● Work request:
Answer these questions using the abstract on the photo-Hall-effect study of Fe-doped GaN:
(a) Which light-emitting diode wavelengths were used to excite the free electrons?
(b) What range did the fitted electron lifetimes τ cover?
(c) At 294 K, what is the value of ECB – E5T2?

● Page text:
Photo-Hall-effect study of excitation and recombination in Fe-doped GaN

Abstract

The photo-Hall-effect was applied to the study of electron dynamics in semi-insulating Fe-doped GaN. High-powered light-emitting diodes of wavelengths λ = 940, 536, 449, 402, and 365 nm were used to excite steady-state free-electron volume concentrations Δn = 105–108 cm−3, depending on λ and intensity I0. Electron lifetime τ was determined from the energy E dependence of the excited sheet electron concentration Δns through the relationship Δns = I0τA(E), where the absorbance A(E) is a known function of sample thickness d and absorption coefficient α, and the energy dependence of α is taken from a theory of deep-center photoionization. The major sample impurities were Fe, Si, and C, with [Fe] ≫ [Si] and [C]. Fitted lifetimes τ ranged from 15 to 170 ps, depending on [Fe]. It was found that Δns ∝ I0 for [Si] > [C] and ∝ I01/2 for [Si] < [C]; the latter dependence arises possibly from self-compensation of neutral C impurities by N-vacancy donors. For [Si] > [C], some of the neutral Fe3+ is converted to Fe2+ with ground state Fe2+(5E) and excited state Fe2+(5T2); a fit of n vs. temperature T over the range of 290–325 K in the dark establishes E5E with respect to the conduction band: ECB – E5E = 0.564 eV − β5ET, where β5E = 3.6 × 10−4 eV/K. At room temperature, 294 K, ECB – E5E = 0.46 eV and ECB – E5T2 = 0.07 eV.

(Document layout detection data)
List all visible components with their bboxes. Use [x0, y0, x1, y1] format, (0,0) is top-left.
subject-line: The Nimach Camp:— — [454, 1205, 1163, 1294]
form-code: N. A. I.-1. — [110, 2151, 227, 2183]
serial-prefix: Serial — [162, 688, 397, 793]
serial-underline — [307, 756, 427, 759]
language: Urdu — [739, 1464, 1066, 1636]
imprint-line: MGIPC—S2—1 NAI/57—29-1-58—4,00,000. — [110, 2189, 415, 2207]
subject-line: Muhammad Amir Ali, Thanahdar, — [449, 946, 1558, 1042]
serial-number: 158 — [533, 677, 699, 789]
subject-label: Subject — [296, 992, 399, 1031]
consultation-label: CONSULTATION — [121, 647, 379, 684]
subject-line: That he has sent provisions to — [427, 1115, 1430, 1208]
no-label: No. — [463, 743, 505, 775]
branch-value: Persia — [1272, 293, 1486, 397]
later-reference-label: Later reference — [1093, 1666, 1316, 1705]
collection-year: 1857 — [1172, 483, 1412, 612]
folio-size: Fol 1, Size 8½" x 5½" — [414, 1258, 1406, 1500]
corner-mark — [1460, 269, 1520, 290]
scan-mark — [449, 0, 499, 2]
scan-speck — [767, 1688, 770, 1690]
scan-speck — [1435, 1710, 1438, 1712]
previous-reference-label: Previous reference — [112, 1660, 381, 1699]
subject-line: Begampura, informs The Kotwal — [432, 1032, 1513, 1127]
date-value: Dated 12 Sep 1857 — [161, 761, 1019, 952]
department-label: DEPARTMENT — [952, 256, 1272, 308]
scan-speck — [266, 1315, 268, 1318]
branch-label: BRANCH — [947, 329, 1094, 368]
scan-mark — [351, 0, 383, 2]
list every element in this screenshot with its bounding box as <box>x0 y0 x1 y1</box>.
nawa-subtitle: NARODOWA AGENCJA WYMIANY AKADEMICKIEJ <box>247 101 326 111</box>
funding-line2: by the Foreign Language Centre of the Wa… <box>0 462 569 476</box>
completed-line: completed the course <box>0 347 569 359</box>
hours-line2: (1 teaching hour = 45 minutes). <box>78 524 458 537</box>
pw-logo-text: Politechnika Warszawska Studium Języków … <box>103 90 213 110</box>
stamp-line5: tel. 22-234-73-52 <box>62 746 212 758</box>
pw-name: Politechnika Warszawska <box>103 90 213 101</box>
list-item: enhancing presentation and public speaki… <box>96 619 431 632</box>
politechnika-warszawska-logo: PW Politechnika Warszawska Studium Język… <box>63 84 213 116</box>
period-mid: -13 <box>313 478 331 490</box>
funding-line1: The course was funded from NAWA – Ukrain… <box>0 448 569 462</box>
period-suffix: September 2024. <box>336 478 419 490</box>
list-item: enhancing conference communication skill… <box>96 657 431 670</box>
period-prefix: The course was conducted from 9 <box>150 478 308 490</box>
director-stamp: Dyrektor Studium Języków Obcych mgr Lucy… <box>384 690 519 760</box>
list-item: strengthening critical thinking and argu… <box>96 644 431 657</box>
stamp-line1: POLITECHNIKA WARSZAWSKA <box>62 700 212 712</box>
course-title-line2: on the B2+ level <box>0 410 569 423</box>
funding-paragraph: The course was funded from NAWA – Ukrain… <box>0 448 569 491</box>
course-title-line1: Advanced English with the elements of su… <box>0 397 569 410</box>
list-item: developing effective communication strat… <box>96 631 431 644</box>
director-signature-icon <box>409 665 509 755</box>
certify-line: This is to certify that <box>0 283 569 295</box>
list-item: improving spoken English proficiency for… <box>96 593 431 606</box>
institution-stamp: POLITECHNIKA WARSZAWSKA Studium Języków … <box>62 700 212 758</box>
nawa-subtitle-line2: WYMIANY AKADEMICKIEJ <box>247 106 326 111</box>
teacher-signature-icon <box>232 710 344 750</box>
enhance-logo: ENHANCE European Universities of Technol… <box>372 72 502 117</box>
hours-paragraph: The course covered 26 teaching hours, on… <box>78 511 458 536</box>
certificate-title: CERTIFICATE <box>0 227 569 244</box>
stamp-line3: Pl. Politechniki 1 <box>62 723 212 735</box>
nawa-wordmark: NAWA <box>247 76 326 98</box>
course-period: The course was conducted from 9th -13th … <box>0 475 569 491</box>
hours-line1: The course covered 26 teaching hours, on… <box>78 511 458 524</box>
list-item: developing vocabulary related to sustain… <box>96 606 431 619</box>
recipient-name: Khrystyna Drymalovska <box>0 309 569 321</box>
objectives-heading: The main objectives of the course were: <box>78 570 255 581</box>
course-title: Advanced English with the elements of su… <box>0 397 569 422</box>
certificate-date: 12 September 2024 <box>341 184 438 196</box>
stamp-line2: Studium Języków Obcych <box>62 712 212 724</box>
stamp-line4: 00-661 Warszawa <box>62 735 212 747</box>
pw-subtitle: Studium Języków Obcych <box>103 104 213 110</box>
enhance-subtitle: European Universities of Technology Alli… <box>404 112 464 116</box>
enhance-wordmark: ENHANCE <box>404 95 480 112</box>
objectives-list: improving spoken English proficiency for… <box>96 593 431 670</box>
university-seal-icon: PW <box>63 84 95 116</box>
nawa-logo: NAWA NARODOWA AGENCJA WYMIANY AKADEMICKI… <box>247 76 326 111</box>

● Task answer:
(a) 940, 536, 449, 402, and 365 nm
(b) 15 to 170 ps, depending on [Fe]
(c) 0.07 eV